→ **THE PROBLEM**: Write out all the entries word for word, but skip any images.
— Start EXTRACTED MATERIAL —
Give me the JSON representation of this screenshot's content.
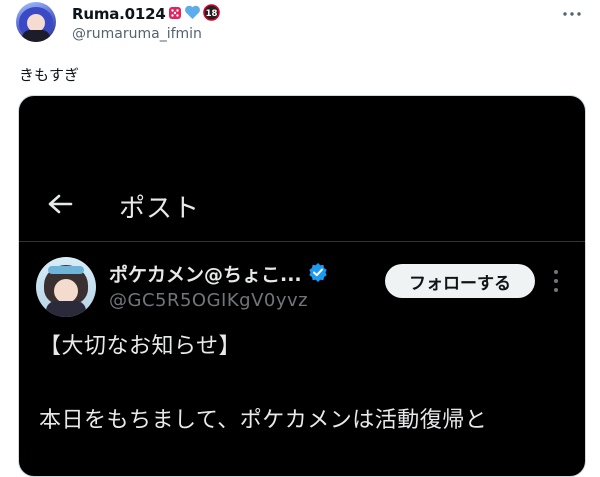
{
  "tweet": {
    "author": {
      "display_name": "Ruma.0124",
      "handle": "@rumaruma_ifmin",
      "badges": [
        "dice-icon",
        "blue-heart-icon",
        "r18-icon"
      ]
    },
    "text": "きもすぎ"
  },
  "embedded_screenshot": {
    "header_title": "ポスト",
    "author": {
      "display_name": "ポケカメン@ちょこ...",
      "handle": "@GC5R5OGIKgV0yvz",
      "verified": true
    },
    "follow_label": "フォローする",
    "notice": "【大切なお知らせ】",
    "body": "本日をもちまして、ポケカメンは活動復帰と"
  },
  "colors": {
    "text_primary": "#0f1419",
    "text_secondary": "#536471",
    "verified": "#1d9bf0",
    "dark_bg": "#000000"
  }
}
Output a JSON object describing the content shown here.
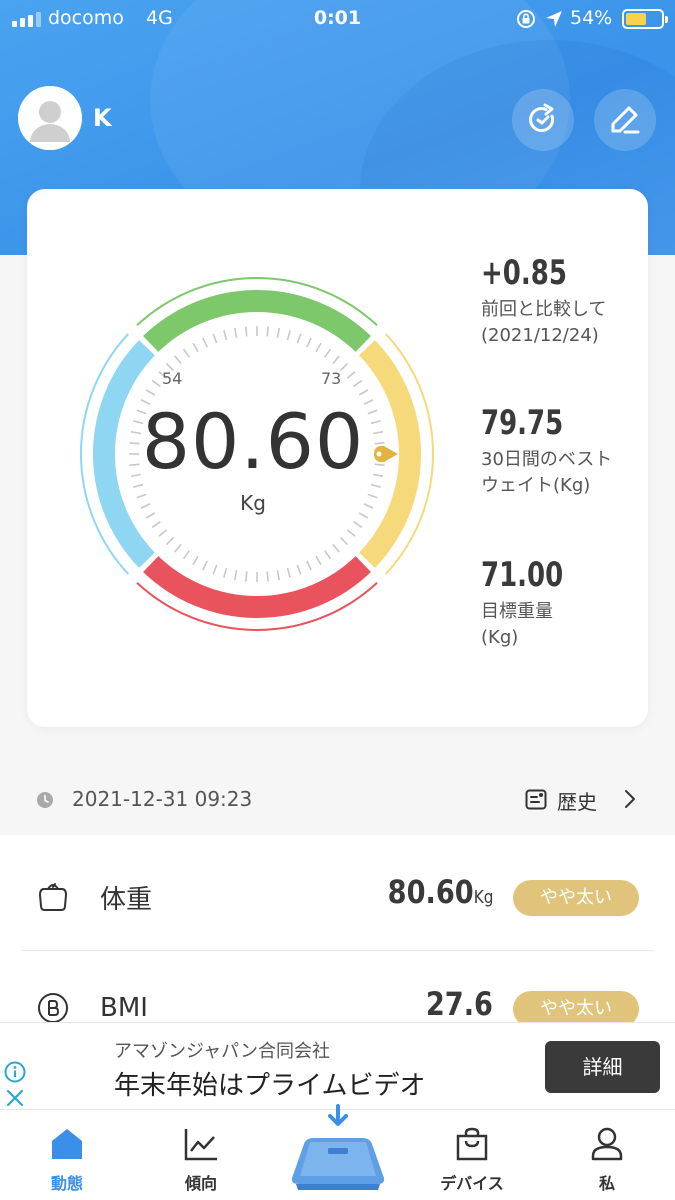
— End EXTRACTED MATERIAL —
→ **SOLVED EXERCISE**:
Give me the JSON representation of this screenshot's content.
{
  "tweet": {
    "author": {
      "display_name": "Ruma.0124",
      "handle": "@rumaruma_ifmin",
      "badges": [
        "dice-icon",
        "blue-heart-icon",
        "r18-icon"
      ]
    },
    "text": "きもすぎ"
  },
  "embedded_screenshot": {
    "header_title": "ポスト",
    "author": {
      "display_name": "ポケカメン@ちょこ...",
      "handle": "@GC5R5OGIKgV0yvz",
      "verified": true
    },
    "follow_label": "フォローする",
    "notice": "【大切なお知らせ】",
    "body": "本日をもちまして、ポケカメンは活動復帰と"
  },
  "colors": {
    "text_primary": "#0f1419",
    "text_secondary": "#536471",
    "verified": "#1d9bf0",
    "dark_bg": "#000000"
  }
}
Output a JSON object describing the content shown here.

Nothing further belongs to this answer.